- What is asked -
Count the lines in the records below that contain the word "regularnie", treating uppercase and lowercase as different. Reply with the number only.

--- --- ---

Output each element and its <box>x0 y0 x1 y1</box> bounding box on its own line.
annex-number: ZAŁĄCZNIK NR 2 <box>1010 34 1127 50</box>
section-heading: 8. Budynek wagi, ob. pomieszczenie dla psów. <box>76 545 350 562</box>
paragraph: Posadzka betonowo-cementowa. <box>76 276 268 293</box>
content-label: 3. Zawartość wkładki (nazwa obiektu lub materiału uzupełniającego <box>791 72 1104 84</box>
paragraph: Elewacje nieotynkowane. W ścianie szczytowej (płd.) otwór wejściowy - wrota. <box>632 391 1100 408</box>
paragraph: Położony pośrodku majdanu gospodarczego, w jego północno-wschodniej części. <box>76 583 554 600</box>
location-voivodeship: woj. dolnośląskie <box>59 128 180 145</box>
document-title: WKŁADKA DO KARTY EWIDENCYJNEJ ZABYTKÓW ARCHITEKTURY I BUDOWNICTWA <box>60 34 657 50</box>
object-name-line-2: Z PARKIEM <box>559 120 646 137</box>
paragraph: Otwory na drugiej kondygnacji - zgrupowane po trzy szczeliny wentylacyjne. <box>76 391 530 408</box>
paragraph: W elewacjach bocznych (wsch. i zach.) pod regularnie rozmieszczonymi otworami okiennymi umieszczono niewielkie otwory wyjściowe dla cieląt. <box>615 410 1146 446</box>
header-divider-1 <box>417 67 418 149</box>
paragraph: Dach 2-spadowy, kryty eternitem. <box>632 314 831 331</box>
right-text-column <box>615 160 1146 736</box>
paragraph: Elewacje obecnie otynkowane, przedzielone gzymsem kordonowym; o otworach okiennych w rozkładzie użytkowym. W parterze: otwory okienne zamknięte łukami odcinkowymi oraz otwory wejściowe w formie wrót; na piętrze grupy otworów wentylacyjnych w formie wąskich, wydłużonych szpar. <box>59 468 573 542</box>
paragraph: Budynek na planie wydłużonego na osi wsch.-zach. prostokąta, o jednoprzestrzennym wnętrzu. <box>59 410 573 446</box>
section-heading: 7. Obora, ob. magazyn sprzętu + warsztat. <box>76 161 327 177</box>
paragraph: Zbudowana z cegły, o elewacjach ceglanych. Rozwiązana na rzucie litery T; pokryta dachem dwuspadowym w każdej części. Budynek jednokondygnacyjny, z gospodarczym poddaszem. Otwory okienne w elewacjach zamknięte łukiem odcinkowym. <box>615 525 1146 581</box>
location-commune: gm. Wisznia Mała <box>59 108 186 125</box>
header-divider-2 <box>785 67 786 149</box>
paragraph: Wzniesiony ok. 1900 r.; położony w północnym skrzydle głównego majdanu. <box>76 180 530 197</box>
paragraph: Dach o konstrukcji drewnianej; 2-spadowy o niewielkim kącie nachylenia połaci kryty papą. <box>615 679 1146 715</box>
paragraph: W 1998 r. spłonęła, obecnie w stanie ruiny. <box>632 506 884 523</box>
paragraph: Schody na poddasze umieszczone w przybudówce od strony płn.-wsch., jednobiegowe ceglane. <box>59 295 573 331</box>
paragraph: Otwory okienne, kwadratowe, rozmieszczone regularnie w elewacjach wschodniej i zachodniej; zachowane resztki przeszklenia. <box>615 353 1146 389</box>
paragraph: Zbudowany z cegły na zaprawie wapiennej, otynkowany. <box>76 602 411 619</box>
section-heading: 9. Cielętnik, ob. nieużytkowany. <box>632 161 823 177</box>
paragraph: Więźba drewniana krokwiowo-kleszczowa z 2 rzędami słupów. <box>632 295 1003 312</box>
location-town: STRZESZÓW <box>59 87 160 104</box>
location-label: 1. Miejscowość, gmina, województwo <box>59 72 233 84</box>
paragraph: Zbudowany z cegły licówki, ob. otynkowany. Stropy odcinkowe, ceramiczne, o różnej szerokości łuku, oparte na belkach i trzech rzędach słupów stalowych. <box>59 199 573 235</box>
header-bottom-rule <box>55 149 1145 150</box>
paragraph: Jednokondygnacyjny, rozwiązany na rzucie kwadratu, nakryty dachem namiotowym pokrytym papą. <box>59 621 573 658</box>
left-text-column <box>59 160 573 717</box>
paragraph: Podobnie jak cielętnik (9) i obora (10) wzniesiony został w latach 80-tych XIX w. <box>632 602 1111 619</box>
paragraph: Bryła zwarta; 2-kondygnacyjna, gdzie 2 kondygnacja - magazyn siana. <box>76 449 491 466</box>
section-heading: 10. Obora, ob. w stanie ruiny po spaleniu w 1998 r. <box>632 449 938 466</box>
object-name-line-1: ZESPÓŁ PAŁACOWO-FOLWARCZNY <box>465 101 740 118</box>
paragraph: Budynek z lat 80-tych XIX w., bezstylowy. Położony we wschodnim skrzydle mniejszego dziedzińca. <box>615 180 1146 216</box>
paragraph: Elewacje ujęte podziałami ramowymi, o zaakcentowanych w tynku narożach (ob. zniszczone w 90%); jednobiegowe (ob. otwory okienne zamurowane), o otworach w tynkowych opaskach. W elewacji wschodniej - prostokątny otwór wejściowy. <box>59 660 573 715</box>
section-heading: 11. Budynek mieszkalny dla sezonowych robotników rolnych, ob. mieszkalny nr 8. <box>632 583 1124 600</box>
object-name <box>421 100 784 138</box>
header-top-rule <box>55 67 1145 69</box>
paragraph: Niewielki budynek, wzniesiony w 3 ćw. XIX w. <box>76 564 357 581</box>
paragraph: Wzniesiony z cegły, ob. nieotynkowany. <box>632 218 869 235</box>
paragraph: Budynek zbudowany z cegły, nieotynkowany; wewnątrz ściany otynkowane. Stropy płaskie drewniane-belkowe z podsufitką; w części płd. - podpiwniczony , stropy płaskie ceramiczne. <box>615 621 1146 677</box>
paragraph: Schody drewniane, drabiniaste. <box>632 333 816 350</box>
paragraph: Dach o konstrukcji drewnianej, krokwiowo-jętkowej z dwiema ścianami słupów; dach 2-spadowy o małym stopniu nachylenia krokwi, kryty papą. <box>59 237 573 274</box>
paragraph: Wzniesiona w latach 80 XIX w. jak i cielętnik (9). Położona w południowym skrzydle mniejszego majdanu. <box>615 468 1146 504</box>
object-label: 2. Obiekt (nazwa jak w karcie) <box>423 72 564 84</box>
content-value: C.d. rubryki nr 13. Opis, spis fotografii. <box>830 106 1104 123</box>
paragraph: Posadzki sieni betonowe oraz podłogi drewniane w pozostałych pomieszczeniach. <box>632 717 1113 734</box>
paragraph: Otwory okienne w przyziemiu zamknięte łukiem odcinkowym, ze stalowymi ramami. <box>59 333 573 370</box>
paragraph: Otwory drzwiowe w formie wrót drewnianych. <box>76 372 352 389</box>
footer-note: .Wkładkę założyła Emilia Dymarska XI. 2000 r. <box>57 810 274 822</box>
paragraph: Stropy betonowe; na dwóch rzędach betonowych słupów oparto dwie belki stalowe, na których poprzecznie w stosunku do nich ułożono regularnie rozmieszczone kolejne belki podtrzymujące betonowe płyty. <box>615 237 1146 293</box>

--- --- ---

- Correct answer -
3